◆ Given information ◆
+===+

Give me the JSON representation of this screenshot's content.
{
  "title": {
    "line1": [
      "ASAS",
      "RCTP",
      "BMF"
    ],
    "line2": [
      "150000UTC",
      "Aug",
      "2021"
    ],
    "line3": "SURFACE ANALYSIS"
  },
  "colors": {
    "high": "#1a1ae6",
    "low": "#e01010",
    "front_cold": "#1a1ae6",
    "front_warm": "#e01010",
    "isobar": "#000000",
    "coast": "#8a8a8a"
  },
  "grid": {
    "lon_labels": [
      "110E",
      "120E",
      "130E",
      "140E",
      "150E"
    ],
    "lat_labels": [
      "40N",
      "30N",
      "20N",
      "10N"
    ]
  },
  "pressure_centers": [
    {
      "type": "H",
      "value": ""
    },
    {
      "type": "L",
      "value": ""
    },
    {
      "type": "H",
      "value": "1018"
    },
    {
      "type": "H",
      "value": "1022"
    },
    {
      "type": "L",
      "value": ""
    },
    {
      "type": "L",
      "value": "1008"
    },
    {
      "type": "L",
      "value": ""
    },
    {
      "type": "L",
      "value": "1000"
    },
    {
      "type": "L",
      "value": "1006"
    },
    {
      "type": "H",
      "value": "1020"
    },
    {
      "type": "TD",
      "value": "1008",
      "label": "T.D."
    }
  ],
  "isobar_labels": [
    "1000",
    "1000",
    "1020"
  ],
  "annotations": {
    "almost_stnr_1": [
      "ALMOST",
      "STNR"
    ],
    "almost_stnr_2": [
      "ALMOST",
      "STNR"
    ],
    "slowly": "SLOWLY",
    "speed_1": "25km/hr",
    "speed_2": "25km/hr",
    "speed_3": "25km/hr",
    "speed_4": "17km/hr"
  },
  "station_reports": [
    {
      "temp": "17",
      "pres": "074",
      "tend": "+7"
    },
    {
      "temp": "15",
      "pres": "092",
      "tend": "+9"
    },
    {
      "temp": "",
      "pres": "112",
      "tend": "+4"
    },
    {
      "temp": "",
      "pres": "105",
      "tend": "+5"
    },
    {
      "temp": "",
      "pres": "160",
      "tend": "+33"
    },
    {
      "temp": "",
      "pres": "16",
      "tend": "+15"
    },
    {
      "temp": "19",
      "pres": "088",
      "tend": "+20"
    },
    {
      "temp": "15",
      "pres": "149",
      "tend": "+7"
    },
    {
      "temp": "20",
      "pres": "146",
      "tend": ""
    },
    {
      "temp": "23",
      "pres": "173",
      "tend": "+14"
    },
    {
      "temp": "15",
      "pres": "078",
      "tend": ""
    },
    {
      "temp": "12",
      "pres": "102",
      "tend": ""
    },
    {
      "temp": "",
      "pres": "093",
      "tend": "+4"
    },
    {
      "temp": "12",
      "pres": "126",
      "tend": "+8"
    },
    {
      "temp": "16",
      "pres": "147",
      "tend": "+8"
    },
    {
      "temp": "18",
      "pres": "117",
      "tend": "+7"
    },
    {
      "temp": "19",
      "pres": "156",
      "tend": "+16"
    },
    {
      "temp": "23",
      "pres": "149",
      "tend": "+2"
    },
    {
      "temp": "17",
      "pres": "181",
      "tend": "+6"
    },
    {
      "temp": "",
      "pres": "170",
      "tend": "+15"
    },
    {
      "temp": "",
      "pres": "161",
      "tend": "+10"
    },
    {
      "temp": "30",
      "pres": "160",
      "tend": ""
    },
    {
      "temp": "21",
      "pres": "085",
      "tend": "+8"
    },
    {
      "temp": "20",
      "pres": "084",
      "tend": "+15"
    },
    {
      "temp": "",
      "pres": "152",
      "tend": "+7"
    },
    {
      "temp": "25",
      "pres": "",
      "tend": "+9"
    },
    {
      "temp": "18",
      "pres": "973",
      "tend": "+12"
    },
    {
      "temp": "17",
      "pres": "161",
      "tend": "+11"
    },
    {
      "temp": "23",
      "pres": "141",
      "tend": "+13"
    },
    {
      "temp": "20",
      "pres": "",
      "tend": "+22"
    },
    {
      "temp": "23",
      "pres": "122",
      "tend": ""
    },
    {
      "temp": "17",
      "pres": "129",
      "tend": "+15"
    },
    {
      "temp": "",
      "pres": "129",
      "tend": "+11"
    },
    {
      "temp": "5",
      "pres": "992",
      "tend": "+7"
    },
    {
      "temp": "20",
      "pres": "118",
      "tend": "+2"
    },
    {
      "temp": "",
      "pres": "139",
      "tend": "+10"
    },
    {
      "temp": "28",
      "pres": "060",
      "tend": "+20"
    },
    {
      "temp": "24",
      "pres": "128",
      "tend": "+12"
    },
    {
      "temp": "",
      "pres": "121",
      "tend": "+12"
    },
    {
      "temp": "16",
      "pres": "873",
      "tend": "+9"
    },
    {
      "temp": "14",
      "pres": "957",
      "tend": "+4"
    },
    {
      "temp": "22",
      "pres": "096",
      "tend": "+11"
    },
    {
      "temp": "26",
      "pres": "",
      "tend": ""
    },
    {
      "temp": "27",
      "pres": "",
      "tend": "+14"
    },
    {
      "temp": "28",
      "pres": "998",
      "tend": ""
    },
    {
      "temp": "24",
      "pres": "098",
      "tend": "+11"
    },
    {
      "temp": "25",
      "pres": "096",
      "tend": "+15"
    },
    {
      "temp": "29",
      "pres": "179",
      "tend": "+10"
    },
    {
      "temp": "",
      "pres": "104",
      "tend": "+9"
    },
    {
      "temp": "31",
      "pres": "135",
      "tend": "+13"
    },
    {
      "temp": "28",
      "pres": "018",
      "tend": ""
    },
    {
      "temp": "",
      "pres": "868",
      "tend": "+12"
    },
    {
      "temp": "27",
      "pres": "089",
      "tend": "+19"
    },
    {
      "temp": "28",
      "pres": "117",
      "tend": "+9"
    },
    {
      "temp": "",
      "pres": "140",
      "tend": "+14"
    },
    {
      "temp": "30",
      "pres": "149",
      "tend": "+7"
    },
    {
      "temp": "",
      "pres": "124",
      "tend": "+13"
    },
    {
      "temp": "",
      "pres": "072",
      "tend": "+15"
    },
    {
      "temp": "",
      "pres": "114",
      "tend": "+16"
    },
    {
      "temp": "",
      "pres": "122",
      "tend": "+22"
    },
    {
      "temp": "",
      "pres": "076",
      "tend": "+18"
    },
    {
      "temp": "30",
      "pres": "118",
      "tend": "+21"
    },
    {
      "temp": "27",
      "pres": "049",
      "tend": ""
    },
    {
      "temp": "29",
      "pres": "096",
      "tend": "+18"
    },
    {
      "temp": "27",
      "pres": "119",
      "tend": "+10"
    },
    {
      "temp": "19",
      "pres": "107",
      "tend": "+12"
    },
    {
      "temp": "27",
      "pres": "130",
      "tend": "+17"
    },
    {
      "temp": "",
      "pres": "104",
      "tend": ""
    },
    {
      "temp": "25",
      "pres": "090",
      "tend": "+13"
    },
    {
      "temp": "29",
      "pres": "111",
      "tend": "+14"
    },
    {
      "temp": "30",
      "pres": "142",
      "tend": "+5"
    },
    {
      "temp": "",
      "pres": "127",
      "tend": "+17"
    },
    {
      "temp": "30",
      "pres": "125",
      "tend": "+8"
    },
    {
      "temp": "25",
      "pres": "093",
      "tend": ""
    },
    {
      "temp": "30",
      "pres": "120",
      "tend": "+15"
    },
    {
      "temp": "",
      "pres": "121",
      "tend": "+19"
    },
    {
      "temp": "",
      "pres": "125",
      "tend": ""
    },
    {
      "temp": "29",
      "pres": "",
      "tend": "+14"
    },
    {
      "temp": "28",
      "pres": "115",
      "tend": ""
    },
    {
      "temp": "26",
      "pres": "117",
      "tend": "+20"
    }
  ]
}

+===+

◆ What you have to do ◆
Every record shown above must be echoed exactly.

◆ Solution below ◆
Give me the JSON representation of this screenshot's content.
{
  "title": {
    "line1": [
      "ASAS",
      "RCTP",
      "BMF"
    ],
    "line2": [
      "150000UTC",
      "Aug",
      "2021"
    ],
    "line3": "SURFACE ANALYSIS"
  },
  "colors": {
    "high": "#1a1ae6",
    "low": "#e01010",
    "front_cold": "#1a1ae6",
    "front_warm": "#e01010",
    "isobar": "#000000",
    "coast": "#8a8a8a"
  },
  "grid": {
    "lon_labels": [
      "110E",
      "120E",
      "130E",
      "140E",
      "150E"
    ],
    "lat_labels": [
      "40N",
      "30N",
      "20N",
      "10N"
    ]
  },
  "pressure_centers": [
    {
      "type": "H",
      "value": ""
    },
    {
      "type": "L",
      "value": ""
    },
    {
      "type": "H",
      "value": "1018"
    },
    {
      "type": "H",
      "value": "1022"
    },
    {
      "type": "L",
      "value": ""
    },
    {
      "type": "L",
      "value": "1008"
    },
    {
      "type": "L",
      "value": ""
    },
    {
      "type": "L",
      "value": "1000"
    },
    {
      "type": "L",
      "value": "1006"
    },
    {
      "type": "H",
      "value": "1020"
    },
    {
      "type": "TD",
      "value": "1008",
      "label": "T.D."
    }
  ],
  "isobar_labels": [
    "1000",
    "1000",
    "1020"
  ],
  "annotations": {
    "almost_stnr_1": [
      "ALMOST",
      "STNR"
    ],
    "almost_stnr_2": [
      "ALMOST",
      "STNR"
    ],
    "slowly": "SLOWLY",
    "speed_1": "25km/hr",
    "speed_2": "25km/hr",
    "speed_3": "25km/hr",
    "speed_4": "17km/hr"
  },
  "station_reports": [
    {
      "temp": "17",
      "pres": "074",
      "tend": "+7"
    },
    {
      "temp": "15",
      "pres": "092",
      "tend": "+9"
    },
    {
      "temp": "",
      "pres": "112",
      "tend": "+4"
    },
    {
      "temp": "",
      "pres": "105",
      "tend": "+5"
    },
    {
      "temp": "",
      "pres": "160",
      "tend": "+33"
    },
    {
      "temp": "",
      "pres": "16",
      "tend": "+15"
    },
    {
      "temp": "19",
      "pres": "088",
      "tend": "+20"
    },
    {
      "temp": "15",
      "pres": "149",
      "tend": "+7"
    },
    {
      "temp": "20",
      "pres": "146",
      "tend": ""
    },
    {
      "temp": "23",
      "pres": "173",
      "tend": "+14"
    },
    {
      "temp": "15",
      "pres": "078",
      "tend": ""
    },
    {
      "temp": "12",
      "pres": "102",
      "tend": ""
    },
    {
      "temp": "",
      "pres": "093",
      "tend": "+4"
    },
    {
      "temp": "12",
      "pres": "126",
      "tend": "+8"
    },
    {
      "temp": "16",
      "pres": "147",
      "tend": "+8"
    },
    {
      "temp": "18",
      "pres": "117",
      "tend": "+7"
    },
    {
      "temp": "19",
      "pres": "156",
      "tend": "+16"
    },
    {
      "temp": "23",
      "pres": "149",
      "tend": "+2"
    },
    {
      "temp": "17",
      "pres": "181",
      "tend": "+6"
    },
    {
      "temp": "",
      "pres": "170",
      "tend": "+15"
    },
    {
      "temp": "",
      "pres": "161",
      "tend": "+10"
    },
    {
      "temp": "30",
      "pres": "160",
      "tend": ""
    },
    {
      "temp": "21",
      "pres": "085",
      "tend": "+8"
    },
    {
      "temp": "20",
      "pres": "084",
      "tend": "+15"
    },
    {
      "temp": "",
      "pres": "152",
      "tend": "+7"
    },
    {
      "temp": "25",
      "pres": "",
      "tend": "+9"
    },
    {
      "temp": "18",
      "pres": "973",
      "tend": "+12"
    },
    {
      "temp": "17",
      "pres": "161",
      "tend": "+11"
    },
    {
      "temp": "23",
      "pres": "141",
      "tend": "+13"
    },
    {
      "temp": "20",
      "pres": "",
      "tend": "+22"
    },
    {
      "temp": "23",
      "pres": "122",
      "tend": ""
    },
    {
      "temp": "17",
      "pres": "129",
      "tend": "+15"
    },
    {
      "temp": "",
      "pres": "129",
      "tend": "+11"
    },
    {
      "temp": "5",
      "pres": "992",
      "tend": "+7"
    },
    {
      "temp": "20",
      "pres": "118",
      "tend": "+2"
    },
    {
      "temp": "",
      "pres": "139",
      "tend": "+10"
    },
    {
      "temp": "28",
      "pres": "060",
      "tend": "+20"
    },
    {
      "temp": "24",
      "pres": "128",
      "tend": "+12"
    },
    {
      "temp": "",
      "pres": "121",
      "tend": "+12"
    },
    {
      "temp": "16",
      "pres": "873",
      "tend": "+9"
    },
    {
      "temp": "14",
      "pres": "957",
      "tend": "+4"
    },
    {
      "temp": "22",
      "pres": "096",
      "tend": "+11"
    },
    {
      "temp": "26",
      "pres": "",
      "tend": ""
    },
    {
      "temp": "27",
      "pres": "",
      "tend": "+14"
    },
    {
      "temp": "28",
      "pres": "998",
      "tend": ""
    },
    {
      "temp": "24",
      "pres": "098",
      "tend": "+11"
    },
    {
      "temp": "25",
      "pres": "096",
      "tend": "+15"
    },
    {
      "temp": "29",
      "pres": "179",
      "tend": "+10"
    },
    {
      "temp": "",
      "pres": "104",
      "tend": "+9"
    },
    {
      "temp": "31",
      "pres": "135",
      "tend": "+13"
    },
    {
      "temp": "28",
      "pres": "018",
      "tend": ""
    },
    {
      "temp": "",
      "pres": "868",
      "tend": "+12"
    },
    {
      "temp": "27",
      "pres": "089",
      "tend": "+19"
    },
    {
      "temp": "28",
      "pres": "117",
      "tend": "+9"
    },
    {
      "temp": "",
      "pres": "140",
      "tend": "+14"
    },
    {
      "temp": "30",
      "pres": "149",
      "tend": "+7"
    },
    {
      "temp": "",
      "pres": "124",
      "tend": "+13"
    },
    {
      "temp": "",
      "pres": "072",
      "tend": "+15"
    },
    {
      "temp": "",
      "pres": "114",
      "tend": "+16"
    },
    {
      "temp": "",
      "pres": "122",
      "tend": "+22"
    },
    {
      "temp": "",
      "pres": "076",
      "tend": "+18"
    },
    {
      "temp": "30",
      "pres": "118",
      "tend": "+21"
    },
    {
      "temp": "27",
      "pres": "049",
      "tend": ""
    },
    {
      "temp": "29",
      "pres": "096",
      "tend": "+18"
    },
    {
      "temp": "27",
      "pres": "119",
      "tend": "+10"
    },
    {
      "temp": "19",
      "pres": "107",
      "tend": "+12"
    },
    {
      "temp": "27",
      "pres": "130",
      "tend": "+17"
    },
    {
      "temp": "",
      "pres": "104",
      "tend": ""
    },
    {
      "temp": "25",
      "pres": "090",
      "tend": "+13"
    },
    {
      "temp": "29",
      "pres": "111",
      "tend": "+14"
    },
    {
      "temp": "30",
      "pres": "142",
      "tend": "+5"
    },
    {
      "temp": "",
      "pres": "127",
      "tend": "+17"
    },
    {
      "temp": "30",
      "pres": "125",
      "tend": "+8"
    },
    {
      "temp": "25",
      "pres": "093",
      "tend": ""
    },
    {
      "temp": "30",
      "pres": "120",
      "tend": "+15"
    },
    {
      "temp": "",
      "pres": "121",
      "tend": "+19"
    },
    {
      "temp": "",
      "pres": "125",
      "tend": ""
    },
    {
      "temp": "29",
      "pres": "",
      "tend": "+14"
    },
    {
      "temp": "28",
      "pres": "115",
      "tend": ""
    },
    {
      "temp": "26",
      "pres": "117",
      "tend": "+20"
    }
  ]
}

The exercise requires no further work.